Every record that follows must be duplicated exactly, with images left out.

** Start of PROVIDED RECORDS **

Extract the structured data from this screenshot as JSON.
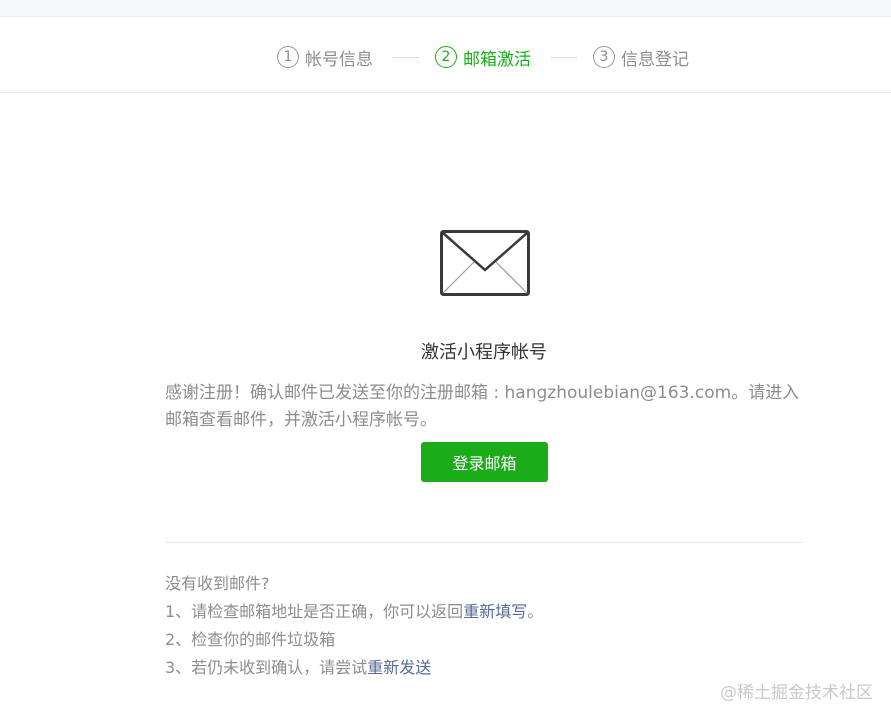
{
  "steps": [
    {
      "num": "1",
      "label": "帐号信息",
      "active": false
    },
    {
      "num": "2",
      "label": "邮箱激活",
      "active": true
    },
    {
      "num": "3",
      "label": "信息登记",
      "active": false
    }
  ],
  "icons": {
    "mail": "envelope-icon"
  },
  "colors": {
    "accent": "#1aad19",
    "link": "#576b95",
    "muted": "#8d8d8d"
  },
  "main": {
    "title": "激活小程序帐号",
    "description": "感谢注册！确认邮件已发送至你的注册邮箱 : hangzhoulebian@163.com。请进入邮箱查看邮件，并激活小程序帐号。",
    "login_button": "登录邮箱"
  },
  "tips": {
    "heading": "没有收到邮件?",
    "item1_prefix": "1、请检查邮箱地址是否正确，你可以返回",
    "item1_link": "重新填写",
    "item1_suffix": "。",
    "item2": "2、检查你的邮件垃圾箱",
    "item3_prefix": "3、若仍未收到确认，请尝试",
    "item3_link": "重新发送"
  },
  "watermark": "@稀土掘金技术社区"
}
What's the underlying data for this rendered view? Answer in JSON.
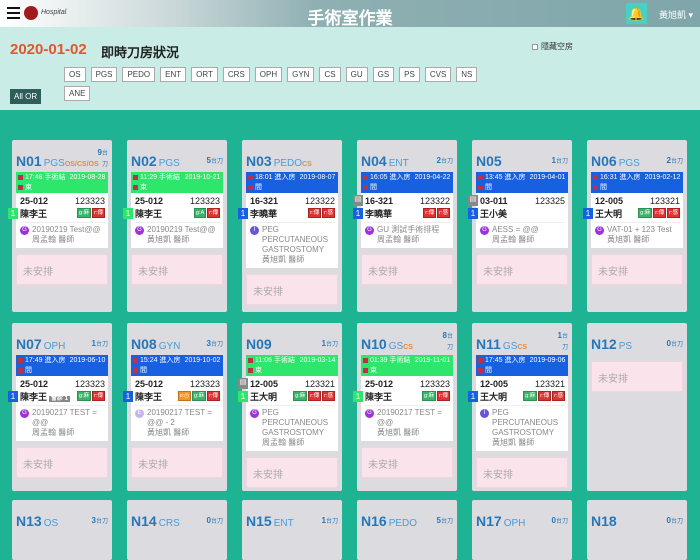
{
  "header": {
    "title": "手術室作業",
    "user": "黃旭凱 ▾",
    "logo_text": "Hospital"
  },
  "toolbar": {
    "date": "2020-01-02",
    "subtitle": "即時刀房狀況",
    "hide_empty": "隱藏空房",
    "all_or": "All OR",
    "filters": [
      "OS",
      "PGS",
      "PEDO",
      "ENT",
      "ORT",
      "CRS",
      "OPH",
      "GYN",
      "CS",
      "GU",
      "GS",
      "PS",
      "CVS",
      "NS",
      "ANE"
    ]
  },
  "count_unit": "台刀",
  "pending_label": "未安排",
  "colors": {
    "accent": "#1db393",
    "green_status": "#2ee66b",
    "blue_status": "#1760e0",
    "date": "#e0562f"
  },
  "rooms": [
    {
      "room": "N01",
      "spec": "PGS",
      "extra": "OS/CS/OS",
      "count": "9",
      "status": "green",
      "time": "17:48 手術結束",
      "date": "2019-08-28",
      "bed": "25-012",
      "chart": "123323",
      "name": "陳李王",
      "seq": "1",
      "badges": [
        "g:麻",
        "r:傳"
      ],
      "letter": "G",
      "proc": "20190219 Test@@",
      "doctor": "周孟翰 醫師"
    },
    {
      "room": "N02",
      "spec": "PGS",
      "count": "5",
      "status": "green",
      "time": "11:29 手術結束",
      "date": "2019-10-21",
      "bed": "25-012",
      "chart": "123323",
      "name": "陳李王",
      "seq": "1",
      "badges": [
        "g:A",
        "r:傳"
      ],
      "letter": "G",
      "proc": "20190219 Test@@",
      "doctor": "黃旭凱 醫師"
    },
    {
      "room": "N03",
      "spec": "PEDO",
      "extra": "CS",
      "status": "blue",
      "time": "18:01 進入房間",
      "date": "2019-08-07",
      "bed": "16-321",
      "chart": "123322",
      "name": "李曉華",
      "seq": "1",
      "badges": [
        "r:傳",
        "r:感"
      ],
      "letter": "I",
      "proc": "PEG PERCUTANEOUS GASTROSTOMY",
      "doctor": "黃旭凱 醫師"
    },
    {
      "room": "N04",
      "spec": "ENT",
      "count": "2",
      "status": "blue",
      "time": "16:05 進入房間",
      "date": "2019-04-22",
      "bed": "16-321",
      "chart": "123322",
      "name": "李曉華",
      "seq": "1",
      "gi": true,
      "badges": [
        "r:傳",
        "r:感"
      ],
      "letter": "G",
      "proc": "GU 測試手術排程",
      "doctor": "周孟翰 醫師"
    },
    {
      "room": "N05",
      "spec": "",
      "count": "1",
      "status": "blue",
      "time": "13:45 進入房間",
      "date": "2019-04-01",
      "bed": "03-011",
      "chart": "123325",
      "name": "王小美",
      "seq": "1",
      "gi": true,
      "badges": [],
      "letter": "G",
      "proc": "AESS = @@",
      "doctor": "周孟翰 醫師"
    },
    {
      "room": "N06",
      "spec": "PGS",
      "count": "2",
      "status": "blue",
      "time": "16:31 進入房間",
      "date": "2019-02-12",
      "bed": "12-005",
      "chart": "123321",
      "name": "王大明",
      "seq": "1",
      "badges": [
        "g:麻",
        "r:傳",
        "r:感"
      ],
      "letter": "G",
      "proc": "VAT-01 + 123 Test",
      "doctor": "黃旭凱 醫師"
    },
    {
      "room": "N07",
      "spec": "OPH",
      "count": "1",
      "status": "blue",
      "time": "17:49 進入房間",
      "date": "2019-06-10",
      "bed": "25-012",
      "chart": "123323",
      "name": "陳李王",
      "tag": "會診 1",
      "seq": "1",
      "badges": [
        "g:麻",
        "r:傳"
      ],
      "letter": "G",
      "proc": "20190217 TEST = @@",
      "doctor": "周孟翰 醫師"
    },
    {
      "room": "N08",
      "spec": "GYN",
      "count": "3",
      "status": "blue",
      "time": "15:24 進入房間",
      "date": "2019-10-02",
      "bed": "25-012",
      "chart": "123323",
      "name": "陳李王",
      "seq": "1",
      "badges": [
        "o:◷",
        "g:麻",
        "r:傳"
      ],
      "letter": "E",
      "proc": "20190217 TEST = @@ - 2",
      "doctor": "黃旭凱 醫師"
    },
    {
      "room": "N09",
      "spec": "",
      "count": "1",
      "status": "green",
      "time": "11:06 手術結束",
      "date": "2019-03-14",
      "bed": "12-005",
      "chart": "123321",
      "name": "王大明",
      "seq": "1",
      "gi": true,
      "badges": [
        "g:麻",
        "r:傳",
        "r:感"
      ],
      "letter": "G",
      "proc": "PEG PERCUTANEOUS GASTROSTOMY",
      "doctor": "周孟翰 醫師"
    },
    {
      "room": "N10",
      "spec": "GS",
      "extra": "CS",
      "count": "8",
      "status": "green",
      "time": "01:39 手術結束",
      "date": "2019-11-01",
      "bed": "25-012",
      "chart": "123323",
      "name": "陳李王",
      "seq": "1",
      "badges": [
        "g:麻",
        "r:傳"
      ],
      "letter": "G",
      "proc": "20190217 TEST = @@",
      "doctor": "黃旭凱 醫師"
    },
    {
      "room": "N11",
      "spec": "GS",
      "extra": "CS",
      "count": "1",
      "status": "blue",
      "time": "17:45 進入房間",
      "date": "2019-09-06",
      "bed": "12-005",
      "chart": "123321",
      "name": "王大明",
      "seq": "1",
      "badges": [
        "g:麻",
        "r:傳",
        "r:感"
      ],
      "letter": "I",
      "proc": "PEG PERCUTANEOUS GASTROSTOMY",
      "doctor": "黃旭凱 醫師"
    },
    {
      "room": "N12",
      "spec": "PS",
      "count": "0"
    },
    {
      "room": "N13",
      "spec": "OS",
      "count": "3"
    },
    {
      "room": "N14",
      "spec": "CRS",
      "count": "0"
    },
    {
      "room": "N15",
      "spec": "ENT",
      "count": "1"
    },
    {
      "room": "N16",
      "spec": "PEDO",
      "count": "5"
    },
    {
      "room": "N17",
      "spec": "OPH",
      "count": "0"
    },
    {
      "room": "N18",
      "spec": "",
      "count": "0"
    }
  ]
}
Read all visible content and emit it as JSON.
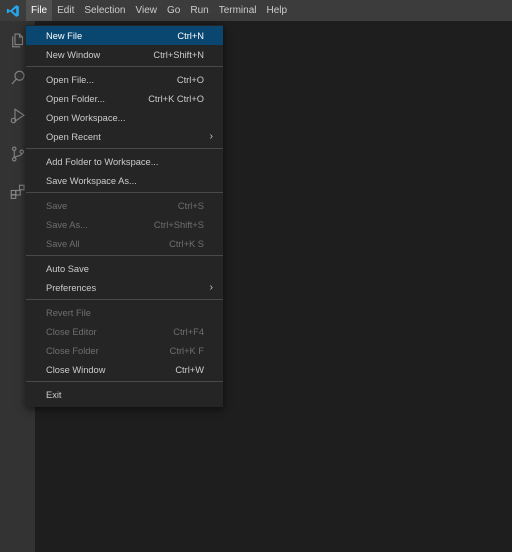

** End of PROVIDED RECORDS **

### SOLUTION
Extract the structured data from this screenshot as JSON.
{
  "steps": [
    {
      "num": "1",
      "label": "帐号信息",
      "active": false
    },
    {
      "num": "2",
      "label": "邮箱激活",
      "active": true
    },
    {
      "num": "3",
      "label": "信息登记",
      "active": false
    }
  ],
  "icons": {
    "mail": "envelope-icon"
  },
  "colors": {
    "accent": "#1aad19",
    "link": "#576b95",
    "muted": "#8d8d8d"
  },
  "main": {
    "title": "激活小程序帐号",
    "description": "感谢注册！确认邮件已发送至你的注册邮箱 : hangzhoulebian@163.com。请进入邮箱查看邮件，并激活小程序帐号。",
    "login_button": "登录邮箱"
  },
  "tips": {
    "heading": "没有收到邮件?",
    "item1_prefix": "1、请检查邮箱地址是否正确，你可以返回",
    "item1_link": "重新填写",
    "item1_suffix": "。",
    "item2": "2、检查你的邮件垃圾箱",
    "item3_prefix": "3、若仍未收到确认，请尝试",
    "item3_link": "重新发送"
  },
  "watermark": "@稀土掘金技术社区"
}
What's the underlying data for this rendered view? Answer in JSON.
{
  "header": {
    "title": "手術室作業",
    "user": "黃旭凱 ▾",
    "logo_text": "Hospital"
  },
  "toolbar": {
    "date": "2020-01-02",
    "subtitle": "即時刀房狀況",
    "hide_empty": "隱藏空房",
    "all_or": "All OR",
    "filters": [
      "OS",
      "PGS",
      "PEDO",
      "ENT",
      "ORT",
      "CRS",
      "OPH",
      "GYN",
      "CS",
      "GU",
      "GS",
      "PS",
      "CVS",
      "NS",
      "ANE"
    ]
  },
  "count_unit": "台刀",
  "pending_label": "未安排",
  "colors": {
    "accent": "#1db393",
    "green_status": "#2ee66b",
    "blue_status": "#1760e0",
    "date": "#e0562f"
  },
  "rooms": [
    {
      "room": "N01",
      "spec": "PGS",
      "extra": "OS/CS/OS",
      "count": "9",
      "status": "green",
      "time": "17:48 手術結束",
      "date": "2019-08-28",
      "bed": "25-012",
      "chart": "123323",
      "name": "陳李王",
      "seq": "1",
      "badges": [
        "g:麻",
        "r:傳"
      ],
      "letter": "G",
      "proc": "20190219 Test@@",
      "doctor": "周孟翰 醫師"
    },
    {
      "room": "N02",
      "spec": "PGS",
      "count": "5",
      "status": "green",
      "time": "11:29 手術結束",
      "date": "2019-10-21",
      "bed": "25-012",
      "chart": "123323",
      "name": "陳李王",
      "seq": "1",
      "badges": [
        "g:A",
        "r:傳"
      ],
      "letter": "G",
      "proc": "20190219 Test@@",
      "doctor": "黃旭凱 醫師"
    },
    {
      "room": "N03",
      "spec": "PEDO",
      "extra": "CS",
      "status": "blue",
      "time": "18:01 進入房間",
      "date": "2019-08-07",
      "bed": "16-321",
      "chart": "123322",
      "name": "李曉華",
      "seq": "1",
      "badges": [
        "r:傳",
        "r:感"
      ],
      "letter": "I",
      "proc": "PEG PERCUTANEOUS GASTROSTOMY",
      "doctor": "黃旭凱 醫師"
    },
    {
      "room": "N04",
      "spec": "ENT",
      "count": "2",
      "status": "blue",
      "time": "16:05 進入房間",
      "date": "2019-04-22",
      "bed": "16-321",
      "chart": "123322",
      "name": "李曉華",
      "seq": "1",
      "gi": true,
      "badges": [
        "r:傳",
        "r:感"
      ],
      "letter": "G",
      "proc": "GU 測試手術排程",
      "doctor": "周孟翰 醫師"
    },
    {
      "room": "N05",
      "spec": "",
      "count": "1",
      "status": "blue",
      "time": "13:45 進入房間",
      "date": "2019-04-01",
      "bed": "03-011",
      "chart": "123325",
      "name": "王小美",
      "seq": "1",
      "gi": true,
      "badges": [],
      "letter": "G",
      "proc": "AESS = @@",
      "doctor": "周孟翰 醫師"
    },
    {
      "room": "N06",
      "spec": "PGS",
      "count": "2",
      "status": "blue",
      "time": "16:31 進入房間",
      "date": "2019-02-12",
      "bed": "12-005",
      "chart": "123321",
      "name": "王大明",
      "seq": "1",
      "badges": [
        "g:麻",
        "r:傳",
        "r:感"
      ],
      "letter": "G",
      "proc": "VAT-01 + 123 Test",
      "doctor": "黃旭凱 醫師"
    },
    {
      "room": "N07",
      "spec": "OPH",
      "count": "1",
      "status": "blue",
      "time": "17:49 進入房間",
      "date": "2019-06-10",
      "bed": "25-012",
      "chart": "123323",
      "name": "陳李王",
      "tag": "會診 1",
      "seq": "1",
      "badges": [
        "g:麻",
        "r:傳"
      ],
      "letter": "G",
      "proc": "20190217 TEST = @@",
      "doctor": "周孟翰 醫師"
    },
    {
      "room": "N08",
      "spec": "GYN",
      "count": "3",
      "status": "blue",
      "time": "15:24 進入房間",
      "date": "2019-10-02",
      "bed": "25-012",
      "chart": "123323",
      "name": "陳李王",
      "seq": "1",
      "badges": [
        "o:◷",
        "g:麻",
        "r:傳"
      ],
      "letter": "E",
      "proc": "20190217 TEST = @@ - 2",
      "doctor": "黃旭凱 醫師"
    },
    {
      "room": "N09",
      "spec": "",
      "count": "1",
      "status": "green",
      "time": "11:06 手術結束",
      "date": "2019-03-14",
      "bed": "12-005",
      "chart": "123321",
      "name": "王大明",
      "seq": "1",
      "gi": true,
      "badges": [
        "g:麻",
        "r:傳",
        "r:感"
      ],
      "letter": "G",
      "proc": "PEG PERCUTANEOUS GASTROSTOMY",
      "doctor": "周孟翰 醫師"
    },
    {
      "room": "N10",
      "spec": "GS",
      "extra": "CS",
      "count": "8",
      "status": "green",
      "time": "01:39 手術結束",
      "date": "2019-11-01",
      "bed": "25-012",
      "chart": "123323",
      "name": "陳李王",
      "seq": "1",
      "badges": [
        "g:麻",
        "r:傳"
      ],
      "letter": "G",
      "proc": "20190217 TEST = @@",
      "doctor": "黃旭凱 醫師"
    },
    {
      "room": "N11",
      "spec": "GS",
      "extra": "CS",
      "count": "1",
      "status": "blue",
      "time": "17:45 進入房間",
      "date": "2019-09-06",
      "bed": "12-005",
      "chart": "123321",
      "name": "王大明",
      "seq": "1",
      "badges": [
        "g:麻",
        "r:傳",
        "r:感"
      ],
      "letter": "I",
      "proc": "PEG PERCUTANEOUS GASTROSTOMY",
      "doctor": "黃旭凱 醫師"
    },
    {
      "room": "N12",
      "spec": "PS",
      "count": "0"
    },
    {
      "room": "N13",
      "spec": "OS",
      "count": "3"
    },
    {
      "room": "N14",
      "spec": "CRS",
      "count": "0"
    },
    {
      "room": "N15",
      "spec": "ENT",
      "count": "1"
    },
    {
      "room": "N16",
      "spec": "PEDO",
      "count": "5"
    },
    {
      "room": "N17",
      "spec": "OPH",
      "count": "0"
    },
    {
      "room": "N18",
      "spec": "",
      "count": "0"
    }
  ]
}
Read all visible content and emit it as JSON.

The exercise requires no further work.